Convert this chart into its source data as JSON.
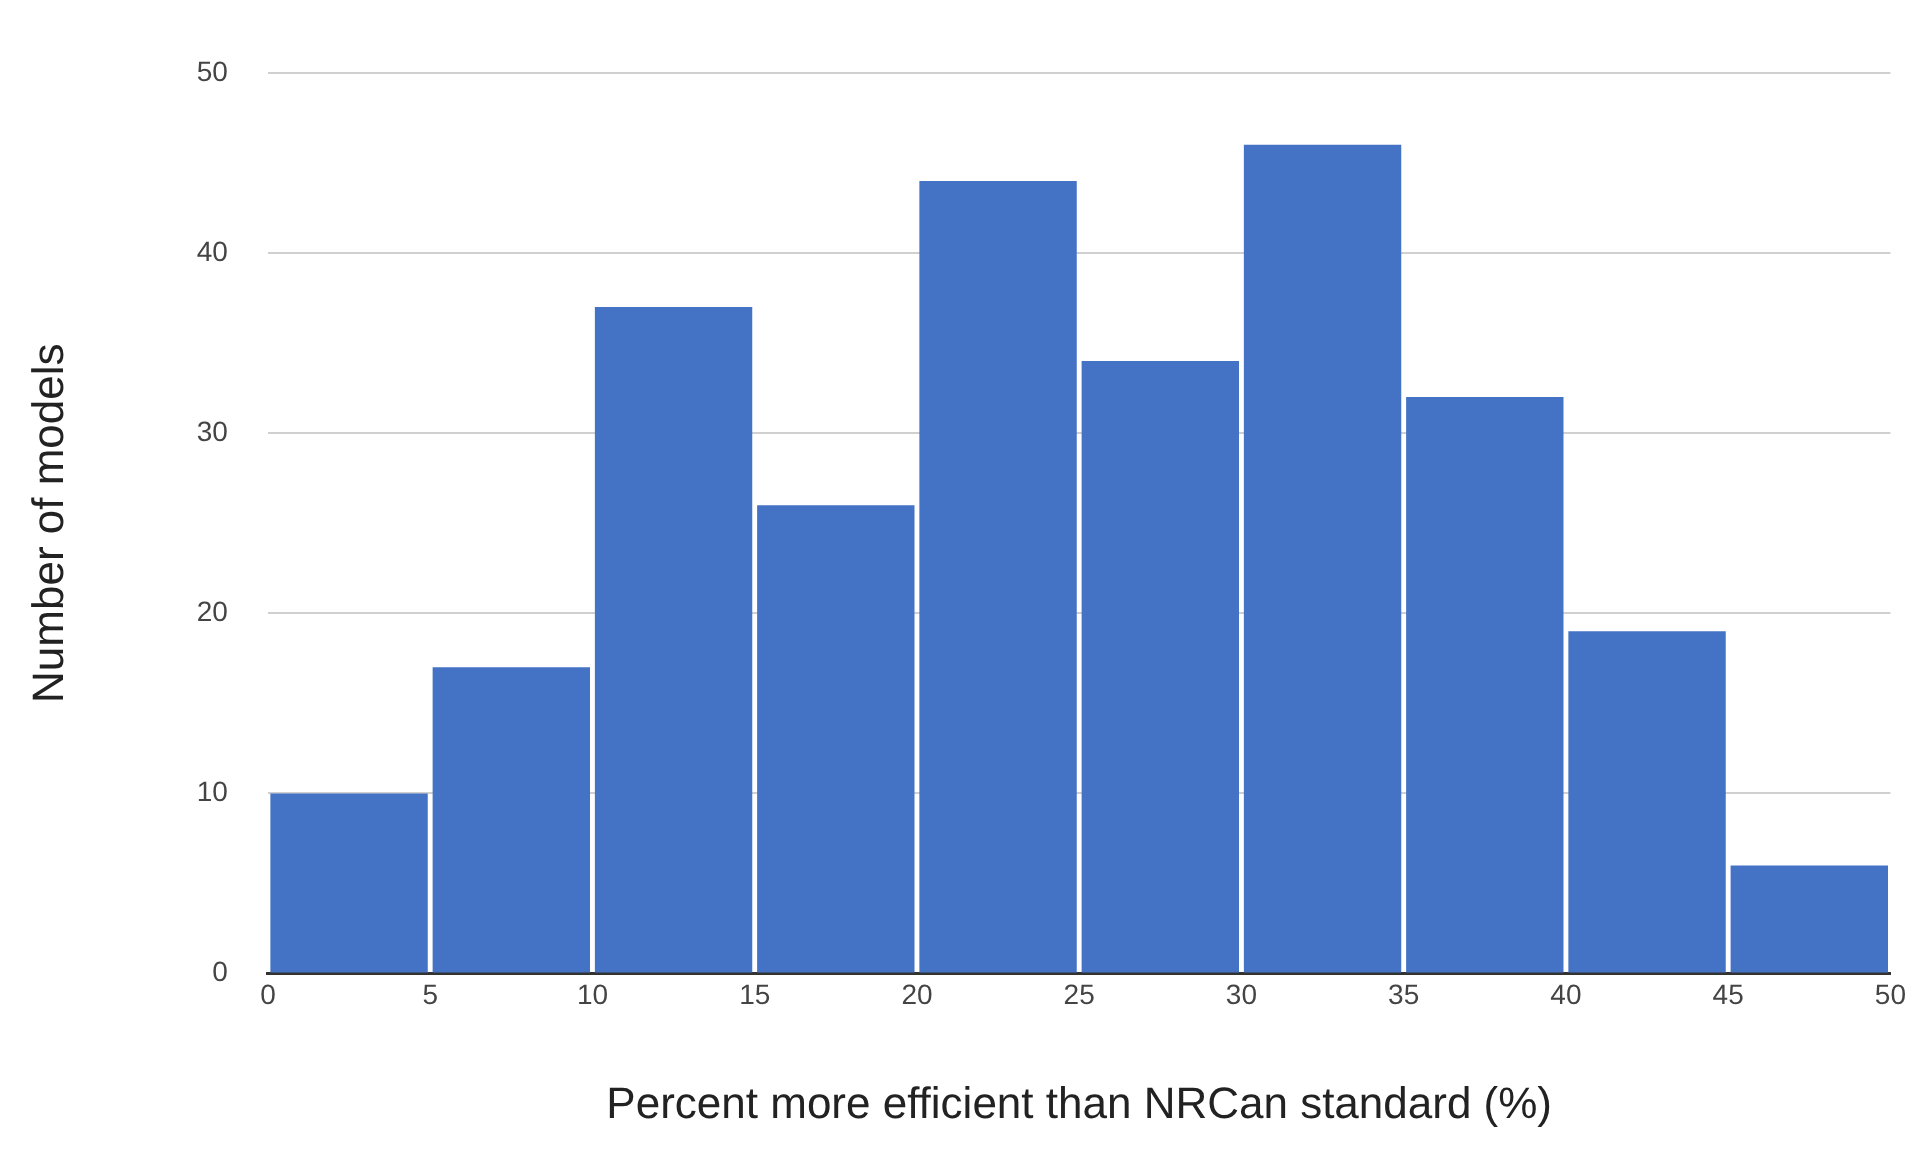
{
  "chart_data": {
    "type": "histogram",
    "xlabel": "Percent more efficient than NRCan standard (%)",
    "ylabel": "Number of models",
    "bins": [
      0,
      5,
      10,
      15,
      20,
      25,
      30,
      35,
      40,
      45,
      50
    ],
    "values": [
      10,
      17,
      37,
      26,
      44,
      34,
      46,
      32,
      19,
      6
    ],
    "color": "#4472c4",
    "xlim": [
      0,
      50
    ],
    "xticks": [
      0,
      5,
      10,
      15,
      20,
      25,
      30,
      35,
      40,
      45,
      50
    ],
    "ylim": [
      0,
      50
    ],
    "yticks": [
      0,
      10,
      20,
      30,
      40,
      50
    ],
    "grid": "y",
    "legend": false
  }
}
****************************************
What you have to do: Transcribe the records above exactly as they appear, leaving out any pictures.

Written response:
Convert this chart into its source data as JSON.
{
  "chart_data": {
    "type": "histogram",
    "xlabel": "Percent more efficient than NRCan standard (%)",
    "ylabel": "Number of models",
    "bins": [
      0,
      5,
      10,
      15,
      20,
      25,
      30,
      35,
      40,
      45,
      50
    ],
    "values": [
      10,
      17,
      37,
      26,
      44,
      34,
      46,
      32,
      19,
      6
    ],
    "color": "#4472c4",
    "xlim": [
      0,
      50
    ],
    "xticks": [
      0,
      5,
      10,
      15,
      20,
      25,
      30,
      35,
      40,
      45,
      50
    ],
    "ylim": [
      0,
      50
    ],
    "yticks": [
      0,
      10,
      20,
      30,
      40,
      50
    ],
    "grid": "y",
    "legend": false
  }
}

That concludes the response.